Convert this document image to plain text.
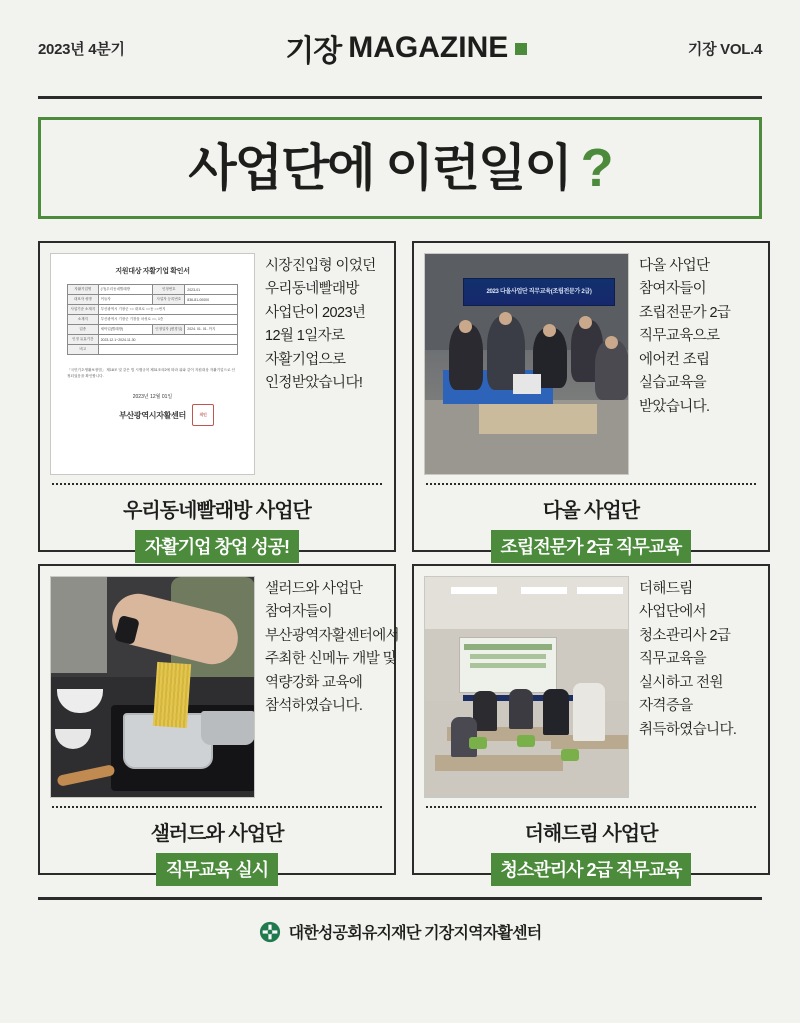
2023년 4분기	기장 MAGAZINE	기장 VOL.4
사업단에 이런일이 ?
지원대상 자활기업 확인서
자활기업명	(가)우리동네빨래방	인정번호	2023-01
대표자 성명	이들자	사업자 등록번호	836-81-00000
사업기준 소재지	부산광역시 기장군 ○○ 대표로 ○○동 ○○번지		
소재지	부산광역시 기장군 기장읍 차성로 ○○, 1층		
업종	세탁업(빨래방)	인정일자 (변경일)	2024. 01. 01. 까지
인정 유효기간	2023.12.1~2024.11.30		
비고			
「국민기초생활보장법」 제18조 및 같은 법 시행규칙 제31조의2에 따라 위와 같이 지원대상 자활기업으로 인정되었음을 확인합니다.
2023년 12월 01일
부산광역시자활센터	직인
시장진입형 이었던 우리동네빨래방 사업단이 2023년 12월 1일자로 자활기업으로 인정받았습니다!
우리동네빨래방 사업단
자활기업 창업 성공!
2023 다올사업단 직무교육(조립전문가 2급)
다올 사업단 참여자들이 조립전문가 2급 직무교육으로 에어컨 조립 실습교육을 받았습니다.
다올 사업단
조립전문가 2급 직무교육
샐러드와 사업단 참여자들이 부산광역자활센터에서 주최한 신메뉴 개발 및 역량강화 교육에 참석하였습니다.
샐러드와 사업단
직무교육 실시
더해드림 사업단에서 청소관리사 2급 직무교육을 실시하고 전원 자격증을 취득하였습니다.
더해드림 사업단
청소관리사 2급 직무교육
대한성공회유지재단 기장지역자활센터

* [WHAT YOU NEED TO DO]: Every line holding "자활기업으로" should be copied out.

* [FULL RESPONSE]:
「국민기초생활보장법」 제18조 및 같은 법 시행규칙 제31조의2에 따라 위와 같이 지원대상 자활기업으로 인정되었음을 확인합니다.
시장진입형 이었던 우리동네빨래방 사업단이 2023년 12월 1일자로 자활기업으로 인정받았습니다!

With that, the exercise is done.